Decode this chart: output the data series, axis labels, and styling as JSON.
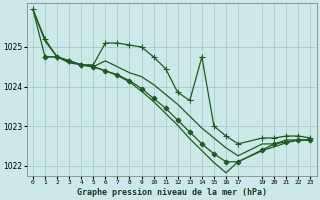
{
  "background_color": "#cce8e8",
  "grid_color": "#aacccc",
  "line_color": "#1e5c1e",
  "xlim": [
    -0.5,
    23.5
  ],
  "ylim": [
    1021.75,
    1026.1
  ],
  "yticks": [
    1022,
    1023,
    1024,
    1025
  ],
  "xticks": [
    0,
    1,
    2,
    3,
    4,
    5,
    6,
    7,
    8,
    9,
    10,
    11,
    12,
    13,
    14,
    15,
    16,
    17,
    19,
    20,
    21,
    22,
    23
  ],
  "xlabel": "Graphe pression niveau de la mer (hPa)",
  "series": [
    {
      "x": [
        0,
        1,
        2,
        3,
        4,
        5,
        6,
        7,
        8,
        9,
        10,
        11,
        12,
        13,
        14,
        15,
        16,
        17,
        19,
        20,
        21,
        22,
        23
      ],
      "y": [
        1025.95,
        1025.2,
        1024.75,
        1024.65,
        1024.55,
        1024.55,
        1025.1,
        1025.1,
        1025.05,
        1025.0,
        1024.75,
        1024.45,
        1023.85,
        1023.65,
        1024.75,
        1023.0,
        1022.75,
        1022.55,
        1022.7,
        1022.7,
        1022.75,
        1022.75,
        1022.7
      ],
      "marker": "+",
      "markersize": 4,
      "linewidth": 0.9
    },
    {
      "x": [
        0,
        1,
        2,
        3,
        4,
        5,
        6,
        7,
        8,
        9,
        10,
        11,
        12,
        13,
        14,
        15,
        16,
        17,
        19,
        20,
        21,
        22,
        23
      ],
      "y": [
        1025.95,
        1025.15,
        1024.75,
        1024.6,
        1024.55,
        1024.5,
        1024.65,
        1024.5,
        1024.35,
        1024.25,
        1024.05,
        1023.8,
        1023.55,
        1023.25,
        1022.95,
        1022.7,
        1022.45,
        1022.25,
        1022.55,
        1022.55,
        1022.65,
        1022.65,
        1022.65
      ],
      "marker": null,
      "markersize": 0,
      "linewidth": 0.9
    },
    {
      "x": [
        1,
        2,
        3,
        4,
        5,
        6,
        7,
        8,
        9,
        10,
        11,
        12,
        13,
        14,
        15,
        16,
        17,
        19,
        20,
        21,
        22,
        23
      ],
      "y": [
        1024.75,
        1024.75,
        1024.65,
        1024.55,
        1024.5,
        1024.4,
        1024.3,
        1024.15,
        1023.95,
        1023.7,
        1023.45,
        1023.15,
        1022.85,
        1022.55,
        1022.3,
        1022.1,
        1022.1,
        1022.4,
        1022.55,
        1022.6,
        1022.65,
        1022.65
      ],
      "marker": "D",
      "markersize": 2.5,
      "linewidth": 0.9
    },
    {
      "x": [
        0,
        1,
        2,
        3,
        4,
        5,
        6,
        7,
        8,
        9,
        10,
        11,
        12,
        13,
        14,
        15,
        16,
        17,
        19,
        20,
        21,
        22,
        23
      ],
      "y": [
        1025.95,
        1024.75,
        1024.75,
        1024.65,
        1024.55,
        1024.5,
        1024.4,
        1024.28,
        1024.12,
        1023.88,
        1023.62,
        1023.32,
        1023.02,
        1022.68,
        1022.38,
        1022.08,
        1021.82,
        1022.1,
        1022.38,
        1022.48,
        1022.58,
        1022.65,
        1022.65
      ],
      "marker": null,
      "markersize": 0,
      "linewidth": 0.9
    }
  ]
}
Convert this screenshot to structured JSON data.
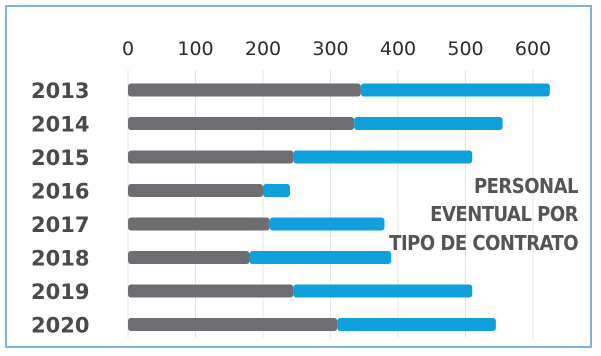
{
  "chart_data": {
    "type": "bar",
    "orientation": "horizontal",
    "stacked": true,
    "title_lines": [
      "PERSONAL",
      "EVENTUAL POR",
      "TIPO DE CONTRATO"
    ],
    "categories": [
      "2013",
      "2014",
      "2015",
      "2016",
      "2017",
      "2018",
      "2019",
      "2020"
    ],
    "series": [
      {
        "color": "#6d6e71",
        "values": [
          345,
          335,
          245,
          200,
          210,
          180,
          245,
          310
        ]
      },
      {
        "color": "#0fa0db",
        "values": [
          280,
          220,
          265,
          40,
          170,
          210,
          265,
          235
        ]
      }
    ],
    "xticks": [
      "0",
      "100",
      "200",
      "300",
      "400",
      "500",
      "600"
    ],
    "xlim": [
      0,
      650
    ],
    "xaxis_position": "top",
    "grid": true
  }
}
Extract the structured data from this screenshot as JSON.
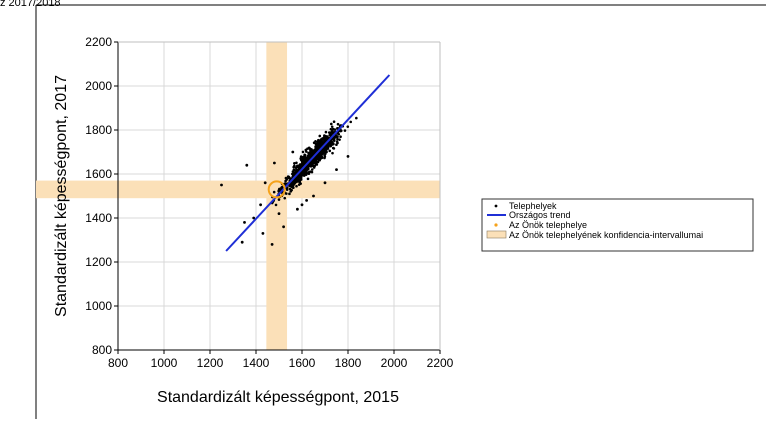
{
  "header": {
    "caption": "z 2017/2018"
  },
  "chart_data": {
    "type": "scatter",
    "title": "",
    "xlabel": "Standardizált képességpont, 2015",
    "ylabel": "Standardizált képességpont, 2017",
    "xlim": [
      800,
      2200
    ],
    "ylim": [
      800,
      2200
    ],
    "xticks": [
      "800",
      "1000",
      "1200",
      "1400",
      "1600",
      "1800",
      "2000",
      "2200"
    ],
    "yticks": [
      "800",
      "1000",
      "1200",
      "1400",
      "1600",
      "1800",
      "2000",
      "2200"
    ],
    "grid": true,
    "legend_position": "right",
    "legend": {
      "points": "Telephelyek",
      "trend": "Országos trend",
      "own_site": "Az Önök telephelye",
      "ci": "Az Önök telephelyének konfidencia-intervallumai"
    },
    "trend_line": {
      "x": [
        1270,
        1980
      ],
      "y": [
        1250,
        2050
      ]
    },
    "own_site": {
      "x": 1490,
      "y": 1530
    },
    "ci": {
      "x_range": [
        1445,
        1535
      ],
      "y_range": [
        1490,
        1570
      ]
    },
    "cloud": {
      "count": 900,
      "x_range": [
        1290,
        1980
      ],
      "x_center": 1640,
      "x_sd": 110,
      "slope": 1.12,
      "intercept_at_x": [
        1600,
        1610
      ],
      "y_sd": 38
    },
    "outliers": [
      {
        "x": 1250,
        "y": 1550
      },
      {
        "x": 1340,
        "y": 1290
      },
      {
        "x": 1350,
        "y": 1380
      },
      {
        "x": 1360,
        "y": 1640
      },
      {
        "x": 1390,
        "y": 1400
      },
      {
        "x": 1420,
        "y": 1460
      },
      {
        "x": 1430,
        "y": 1330
      },
      {
        "x": 1440,
        "y": 1560
      },
      {
        "x": 1470,
        "y": 1280
      },
      {
        "x": 1480,
        "y": 1650
      },
      {
        "x": 1500,
        "y": 1420
      },
      {
        "x": 1520,
        "y": 1360
      },
      {
        "x": 1560,
        "y": 1700
      },
      {
        "x": 1580,
        "y": 1440
      },
      {
        "x": 1600,
        "y": 1460
      },
      {
        "x": 1620,
        "y": 1480
      },
      {
        "x": 1650,
        "y": 1500
      },
      {
        "x": 1700,
        "y": 1560
      },
      {
        "x": 1750,
        "y": 1620
      },
      {
        "x": 1800,
        "y": 1680
      }
    ],
    "colors": {
      "points": "#000000",
      "trend": "#1f2fd6",
      "own_site": "#f5a21b",
      "ci": "#fbe0b8",
      "grid": "#d9d9d9"
    }
  }
}
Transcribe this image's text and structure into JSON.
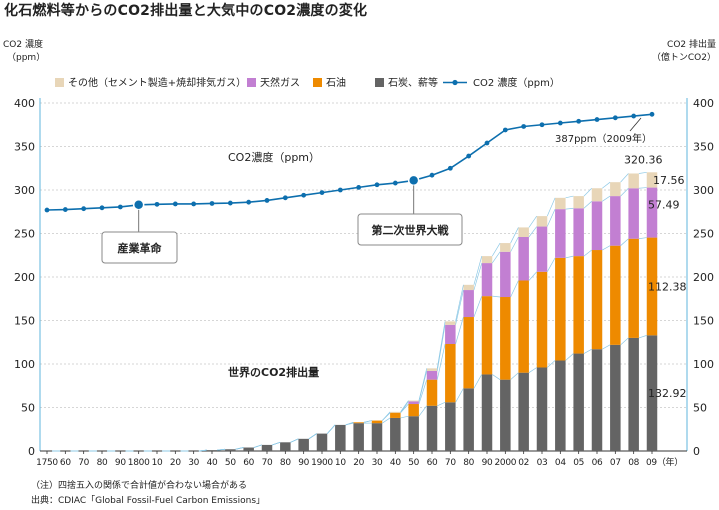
{
  "title": "化石燃料等からのCO2排出量と大気中のCO2濃度の変化",
  "notes": {
    "note": "（注）四捨五入の関係で合計値が合わない場合がある",
    "source": "出典：CDIAC「Global Fossil-Fuel Carbon Emissions」"
  },
  "chart_data": {
    "type": "bar",
    "stacked": true,
    "left_axis": {
      "label_line1": "CO2 濃度",
      "label_line2": "（ppm）",
      "ylim": [
        0,
        400
      ],
      "ticks": [
        0,
        50,
        100,
        150,
        200,
        250,
        300,
        350,
        400
      ]
    },
    "right_axis": {
      "label_line1": "CO2 排出量",
      "label_line2": "（億トンCO2）",
      "ylim": [
        0,
        400
      ],
      "ticks": [
        0,
        50,
        100,
        150,
        200,
        250,
        300,
        350,
        400
      ]
    },
    "x_labels": [
      "1750",
      "60",
      "70",
      "80",
      "90",
      "1800",
      "10",
      "20",
      "30",
      "40",
      "50",
      "60",
      "70",
      "80",
      "90",
      "1900",
      "10",
      "20",
      "30",
      "40",
      "50",
      "60",
      "70",
      "80",
      "90",
      "2000",
      "02",
      "03",
      "04",
      "05",
      "06",
      "07",
      "08",
      "09（年）"
    ],
    "categories": [
      "1750",
      "1760",
      "1770",
      "1780",
      "1790",
      "1800",
      "1810",
      "1820",
      "1830",
      "1840",
      "1850",
      "1860",
      "1870",
      "1880",
      "1890",
      "1900",
      "1910",
      "1920",
      "1930",
      "1940",
      "1950",
      "1960",
      "1970",
      "1980",
      "1990",
      "2000",
      "2002",
      "2003",
      "2004",
      "2005",
      "2006",
      "2007",
      "2008",
      "2009"
    ],
    "series": [
      {
        "name": "石炭、薪等",
        "color": "#646464",
        "values": [
          0,
          0,
          0,
          0,
          0,
          0,
          0,
          0,
          0,
          1,
          2,
          4,
          7,
          10,
          14,
          20,
          30,
          32,
          32,
          38,
          40,
          52,
          56,
          72,
          88,
          82,
          90,
          96,
          104,
          112,
          117,
          122,
          130,
          132.92
        ]
      },
      {
        "name": "石油",
        "color": "#ee8a00",
        "values": [
          0,
          0,
          0,
          0,
          0,
          0,
          0,
          0,
          0,
          0,
          0,
          0,
          0,
          0,
          0,
          0,
          0,
          1,
          3,
          6,
          14,
          30,
          67,
          82,
          90,
          95,
          106,
          110,
          118,
          112,
          114,
          114,
          114,
          112.38
        ]
      },
      {
        "name": "天然ガス",
        "color": "#c27fd2",
        "values": [
          0,
          0,
          0,
          0,
          0,
          0,
          0,
          0,
          0,
          0,
          0,
          0,
          0,
          0,
          0,
          0,
          0,
          0,
          0,
          0,
          3,
          10,
          22,
          31,
          38,
          52,
          50,
          52,
          56,
          55,
          56,
          57,
          58,
          57.49
        ]
      },
      {
        "name": "その他（セメント製造+焼却排気ガス）",
        "color": "#e8d6b8",
        "values": [
          0,
          0,
          0,
          0,
          0,
          0,
          0,
          0,
          0,
          0,
          0,
          0,
          0,
          0,
          0,
          0,
          0,
          0,
          0,
          1,
          1,
          3,
          4,
          6,
          8,
          10,
          11,
          12,
          13,
          14,
          15,
          16,
          17,
          17.56
        ]
      }
    ],
    "total_label": "320.36",
    "value_labels": [
      "132.92",
      "112.38",
      "57.49",
      "17.56"
    ],
    "concentration": {
      "name": "CO2 濃度（ppm）",
      "color": "#0d6fae",
      "values": [
        277,
        277.5,
        278.5,
        279.5,
        280.5,
        283,
        283.5,
        284,
        284,
        284.5,
        285,
        286,
        288,
        291,
        294,
        297,
        300,
        303,
        306,
        308,
        311,
        317,
        325,
        339,
        354,
        369,
        373,
        375,
        377,
        379,
        381,
        383,
        385,
        387
      ]
    },
    "legend_position": "top-left",
    "annotations": {
      "co2_concentration": "CO2濃度（ppm）",
      "emissions": "世界のCO2排出量",
      "point_2009": "387ppm（2009年）",
      "industrial_revolution": "産業革命",
      "ww2": "第二次世界大戦"
    },
    "grid": true
  }
}
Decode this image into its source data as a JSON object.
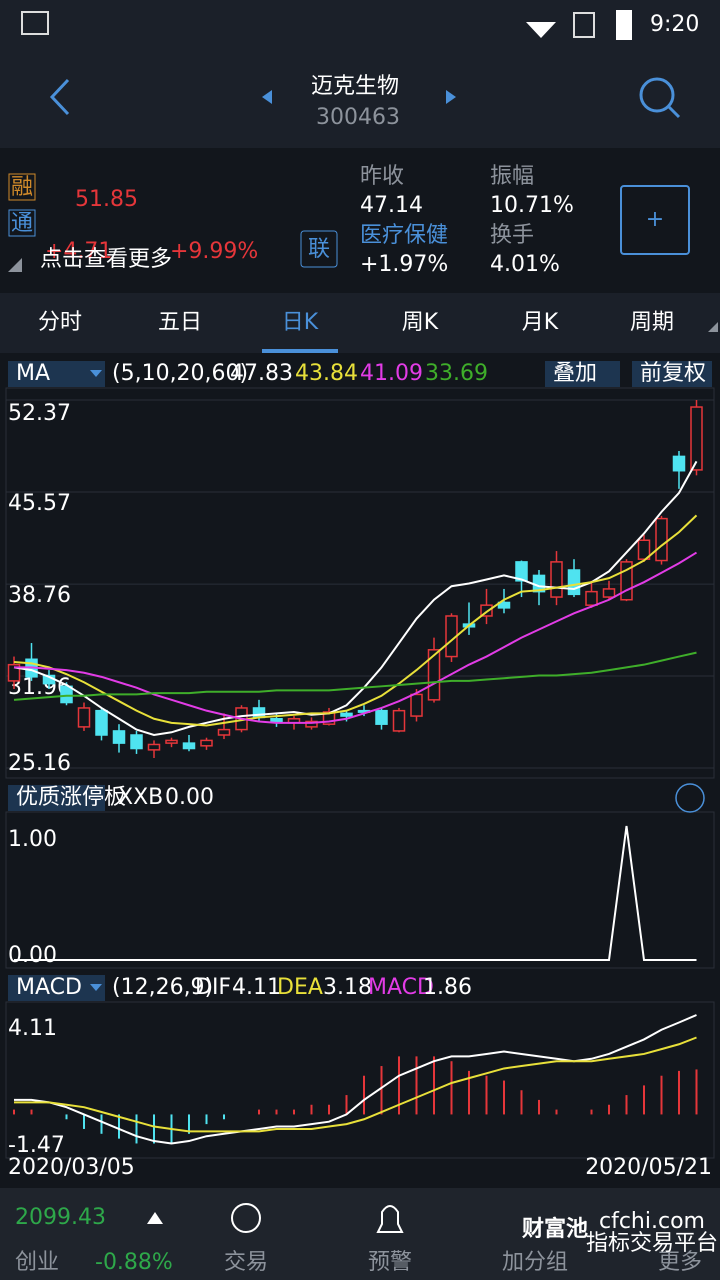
{
  "status_bar": {
    "time": "9:20"
  },
  "header": {
    "title": "迈克生物",
    "code": "300463"
  },
  "quote": {
    "price": "51.85",
    "change": "+4.71",
    "change_pct": "+9.99%",
    "overlay_hint": "点击查看更多",
    "badges": [
      "融",
      "通"
    ],
    "link_badge": "联",
    "stats": [
      {
        "label": "昨收",
        "value": "47.14"
      },
      {
        "label": "振幅",
        "value": "10.71%"
      },
      {
        "label": "医疗保健",
        "value": "+1.97%"
      },
      {
        "label": "换手",
        "value": "4.01%"
      }
    ],
    "add_button": "+"
  },
  "tabs": {
    "items": [
      "分时",
      "五日",
      "日K",
      "周K",
      "月K",
      "周期"
    ],
    "selected": 2
  },
  "chart_data": [
    {
      "type": "candlestick",
      "indicator": "MA",
      "params": "(5,10,20,60)",
      "overlay_button": "叠加",
      "adjust_button": "前复权",
      "ylim": [
        25.16,
        52.37
      ],
      "yticks": [
        25.16,
        31.96,
        38.76,
        45.57,
        52.37
      ],
      "grid": true,
      "up_color": "#e5363a",
      "down_color": "#4fe3f0",
      "candles": [
        [
          31.6,
          33.4,
          31.0,
          32.8
        ],
        [
          33.2,
          34.4,
          31.6,
          31.9
        ],
        [
          32.0,
          32.4,
          31.0,
          31.4
        ],
        [
          31.2,
          31.5,
          29.8,
          30.0
        ],
        [
          28.2,
          30.0,
          27.9,
          29.6
        ],
        [
          29.4,
          29.6,
          27.2,
          27.6
        ],
        [
          27.9,
          28.4,
          26.3,
          27.0
        ],
        [
          27.6,
          27.9,
          26.2,
          26.6
        ],
        [
          26.5,
          27.2,
          25.9,
          26.9
        ],
        [
          27.0,
          27.4,
          26.7,
          27.2
        ],
        [
          27.0,
          27.6,
          26.4,
          26.6
        ],
        [
          26.8,
          27.4,
          26.5,
          27.2
        ],
        [
          27.6,
          29.2,
          27.3,
          28.0
        ],
        [
          28.0,
          29.8,
          27.8,
          29.6
        ],
        [
          29.6,
          30.2,
          28.6,
          28.9
        ],
        [
          28.8,
          29.2,
          28.2,
          28.6
        ],
        [
          28.5,
          29.0,
          28.0,
          28.8
        ],
        [
          28.2,
          28.9,
          28.0,
          28.6
        ],
        [
          28.4,
          29.6,
          28.3,
          29.3
        ],
        [
          29.2,
          29.4,
          28.6,
          29.0
        ],
        [
          29.4,
          29.8,
          29.0,
          29.3
        ],
        [
          29.4,
          29.6,
          28.0,
          28.4
        ],
        [
          27.9,
          29.6,
          27.8,
          29.4
        ],
        [
          29.0,
          31.0,
          28.6,
          30.6
        ],
        [
          30.2,
          34.8,
          30.0,
          33.9
        ],
        [
          33.4,
          36.6,
          33.0,
          36.4
        ],
        [
          35.8,
          37.4,
          35.0,
          35.6
        ],
        [
          36.4,
          38.4,
          35.8,
          37.2
        ],
        [
          37.4,
          38.4,
          36.6,
          37.0
        ],
        [
          40.4,
          40.5,
          37.8,
          39.0
        ],
        [
          39.4,
          39.8,
          37.2,
          38.2
        ],
        [
          37.8,
          41.2,
          37.2,
          40.4
        ],
        [
          39.8,
          40.6,
          37.8,
          38.0
        ],
        [
          37.2,
          39.0,
          37.0,
          38.2
        ],
        [
          37.8,
          39.0,
          37.6,
          38.4
        ],
        [
          37.6,
          40.6,
          37.5,
          40.4
        ],
        [
          40.6,
          42.4,
          40.4,
          42.0
        ],
        [
          40.5,
          43.8,
          40.2,
          43.6
        ],
        [
          48.2,
          48.6,
          45.8,
          47.14
        ],
        [
          47.2,
          52.37,
          46.8,
          51.85
        ]
      ],
      "series": [
        {
          "color": "#ffffff",
          "values": [
            32.6,
            32.4,
            31.9,
            31.3,
            30.5,
            29.6,
            28.8,
            28.0,
            27.6,
            27.8,
            28.2,
            28.5,
            28.8,
            29.0,
            29.1,
            29.2,
            29.3,
            29.1,
            29.2,
            29.8,
            31.1,
            32.6,
            34.4,
            36.2,
            37.6,
            38.6,
            38.8,
            39.1,
            39.4,
            39.1,
            38.6,
            38.5,
            38.4,
            38.9,
            39.7,
            41.1,
            42.5,
            44.1,
            45.5,
            47.83
          ]
        },
        {
          "color": "#e8e03a",
          "values": [
            33.0,
            32.9,
            32.6,
            32.1,
            31.5,
            30.8,
            30.1,
            29.4,
            28.8,
            28.5,
            28.4,
            28.3,
            28.5,
            28.7,
            28.9,
            29.0,
            29.1,
            29.2,
            29.2,
            29.4,
            29.9,
            30.5,
            31.4,
            32.4,
            33.5,
            34.6,
            35.7,
            36.7,
            37.6,
            38.2,
            38.3,
            38.5,
            38.7,
            38.9,
            39.2,
            39.8,
            40.5,
            41.6,
            42.6,
            43.84
          ]
        },
        {
          "color": "#e23ce6",
          "values": [
            32.6,
            32.6,
            32.5,
            32.4,
            32.2,
            31.9,
            31.5,
            31.1,
            30.6,
            30.2,
            29.8,
            29.4,
            29.1,
            28.8,
            28.6,
            28.5,
            28.5,
            28.5,
            28.6,
            28.8,
            29.2,
            29.6,
            30.1,
            30.7,
            31.4,
            32.1,
            32.8,
            33.4,
            34.1,
            34.8,
            35.4,
            36.0,
            36.6,
            37.1,
            37.6,
            38.3,
            38.9,
            39.6,
            40.3,
            41.09
          ]
        },
        {
          "color": "#3fae2a",
          "values": [
            30.2,
            30.3,
            30.4,
            30.5,
            30.5,
            30.6,
            30.6,
            30.6,
            30.7,
            30.7,
            30.7,
            30.8,
            30.8,
            30.8,
            30.8,
            30.9,
            30.9,
            30.9,
            30.9,
            31.0,
            31.1,
            31.2,
            31.3,
            31.4,
            31.5,
            31.6,
            31.6,
            31.7,
            31.8,
            31.9,
            32.0,
            32.0,
            32.1,
            32.2,
            32.4,
            32.6,
            32.8,
            33.1,
            33.4,
            33.69
          ]
        }
      ]
    },
    {
      "type": "line",
      "indicator": "优质涨停板",
      "label": "XXB",
      "value_label": "0.00",
      "ylim": [
        0,
        1
      ],
      "yticks": [
        {
          "value": 0,
          "label": "0.00"
        },
        {
          "value": 1,
          "label": "1.00"
        }
      ],
      "series": [
        {
          "color": "#ffffff",
          "values": [
            0,
            0,
            0,
            0,
            0,
            0,
            0,
            0,
            0,
            0,
            0,
            0,
            0,
            0,
            0,
            0,
            0,
            0,
            0,
            0,
            0,
            0,
            0,
            0,
            0,
            0,
            0,
            0,
            0,
            0,
            0,
            0,
            0,
            0,
            0,
            1,
            0,
            0,
            0,
            0
          ]
        }
      ]
    },
    {
      "type": "macd",
      "indicator": "MACD",
      "params": "(12,26,9)",
      "ylim": [
        -1.47,
        4.11
      ],
      "yticks": [
        -1.47,
        4.11
      ],
      "x_labels": [
        "2020/03/05",
        "2020/05/21"
      ],
      "series": [
        {
          "name": "DIF",
          "color": "#ffffff",
          "values": [
            0.6,
            0.6,
            0.5,
            0.3,
            0.0,
            -0.3,
            -0.6,
            -0.9,
            -1.1,
            -1.2,
            -1.1,
            -0.9,
            -0.8,
            -0.7,
            -0.6,
            -0.5,
            -0.5,
            -0.4,
            -0.3,
            0.0,
            0.6,
            1.1,
            1.6,
            1.9,
            2.2,
            2.4,
            2.4,
            2.5,
            2.6,
            2.5,
            2.4,
            2.3,
            2.2,
            2.3,
            2.5,
            2.8,
            3.1,
            3.5,
            3.8,
            4.11
          ]
        },
        {
          "name": "DEA",
          "color": "#e8e03a",
          "values": [
            0.5,
            0.5,
            0.5,
            0.4,
            0.3,
            0.1,
            -0.1,
            -0.3,
            -0.5,
            -0.6,
            -0.7,
            -0.7,
            -0.7,
            -0.7,
            -0.7,
            -0.6,
            -0.6,
            -0.6,
            -0.5,
            -0.4,
            -0.2,
            0.1,
            0.4,
            0.7,
            1.0,
            1.3,
            1.5,
            1.7,
            1.9,
            2.0,
            2.1,
            2.2,
            2.2,
            2.2,
            2.3,
            2.4,
            2.5,
            2.7,
            2.9,
            3.18
          ]
        },
        {
          "name": "MACD",
          "color": "#e23ce6",
          "values": [
            0.2,
            0.2,
            0,
            -0.2,
            -0.6,
            -0.8,
            -1,
            -1.2,
            -1.2,
            -1.2,
            -0.8,
            -0.4,
            -0.2,
            0,
            0.2,
            0.2,
            0.2,
            0.4,
            0.4,
            0.8,
            1.6,
            2,
            2.4,
            2.4,
            2.4,
            2.2,
            1.8,
            1.6,
            1.4,
            1,
            0.6,
            0.2,
            0,
            0.2,
            0.4,
            0.8,
            1.2,
            1.6,
            1.8,
            1.86
          ]
        }
      ]
    }
  ],
  "footer": {
    "index_value": "2099.43",
    "index_name": "创业",
    "index_change": "-0.88%",
    "nav": [
      "交易",
      "预警",
      "加分组",
      "更多"
    ],
    "logo": {
      "name": "财富池",
      "site": "cfchi.com",
      "slogan": "指标交易平台"
    }
  }
}
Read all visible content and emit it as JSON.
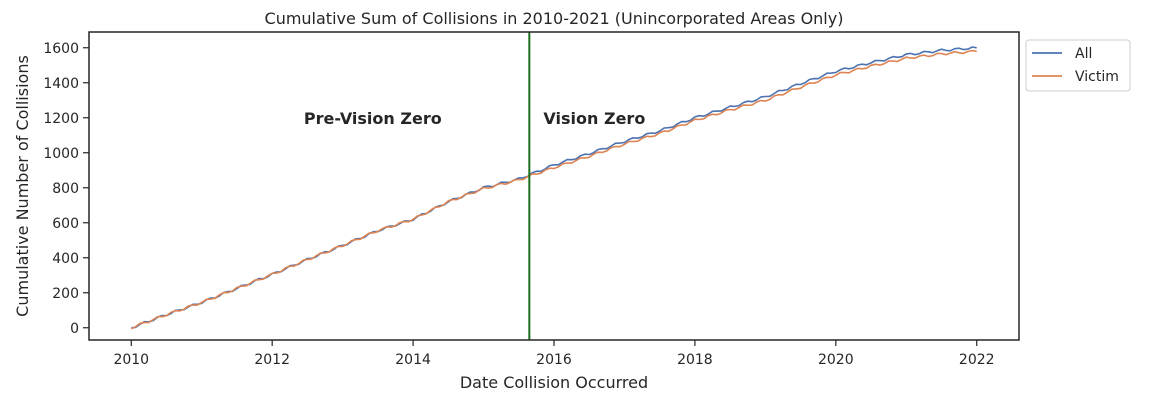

Exercise aim ▸ Pull out every line above that holds the word "indicator".

Exercise result ▸
      "indicator": "MA",
      "indicator": "优质涨停板",
      "indicator": "MACD",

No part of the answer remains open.